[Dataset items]
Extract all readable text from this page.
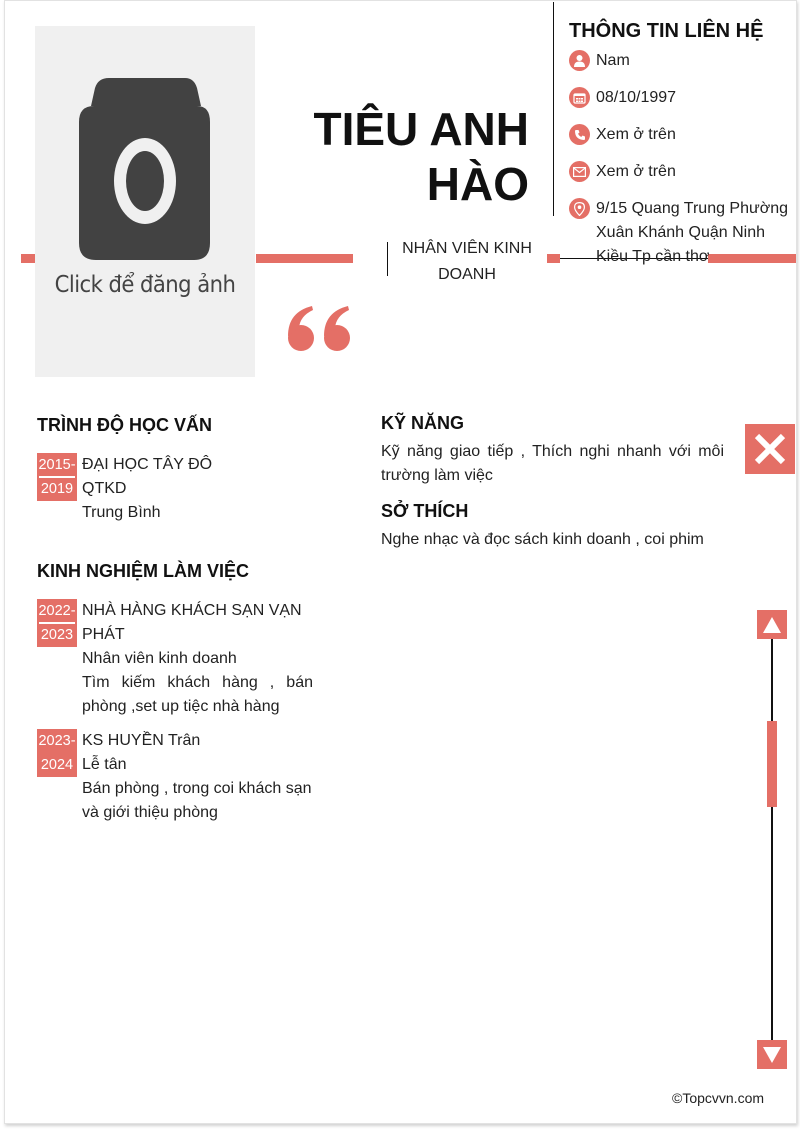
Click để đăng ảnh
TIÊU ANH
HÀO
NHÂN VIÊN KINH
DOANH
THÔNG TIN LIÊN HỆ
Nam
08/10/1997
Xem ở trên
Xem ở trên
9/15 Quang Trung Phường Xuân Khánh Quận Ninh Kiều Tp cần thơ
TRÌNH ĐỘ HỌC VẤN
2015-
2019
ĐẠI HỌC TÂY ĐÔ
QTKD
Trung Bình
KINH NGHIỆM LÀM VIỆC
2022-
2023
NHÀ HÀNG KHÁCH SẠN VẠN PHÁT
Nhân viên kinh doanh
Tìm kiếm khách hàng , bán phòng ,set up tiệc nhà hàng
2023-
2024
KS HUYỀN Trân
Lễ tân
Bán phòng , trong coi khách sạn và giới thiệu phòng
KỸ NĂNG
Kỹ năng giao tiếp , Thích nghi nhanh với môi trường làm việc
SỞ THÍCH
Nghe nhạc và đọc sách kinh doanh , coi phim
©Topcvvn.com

### SHORT PROBLEM:
Without including any picture, repeat the data exactly.

### WORKED ANSWER:
Extract all readable text from this page.
Click để đăng ảnh
TIÊU ANH
HÀO
NHÂN VIÊN KINH
DOANH
THÔNG TIN LIÊN HỆ
Nam
08/10/1997
Xem ở trên
Xem ở trên
9/15 Quang Trung Phường Xuân Khánh Quận Ninh Kiều Tp cần thơ
TRÌNH ĐỘ HỌC VẤN
2015-
2019
ĐẠI HỌC TÂY ĐÔ
QTKD
Trung Bình
KINH NGHIỆM LÀM VIỆC
2022-
2023
NHÀ HÀNG KHÁCH SẠN VẠN PHÁT
Nhân viên kinh doanh
Tìm kiếm khách hàng , bán phòng ,set up tiệc nhà hàng
2023-
2024
KS HUYỀN Trân
Lễ tân
Bán phòng , trong coi khách sạn và giới thiệu phòng
KỸ NĂNG
Kỹ năng giao tiếp , Thích nghi nhanh với môi trường làm việc
SỞ THÍCH
Nghe nhạc và đọc sách kinh doanh , coi phim
©Topcvvn.com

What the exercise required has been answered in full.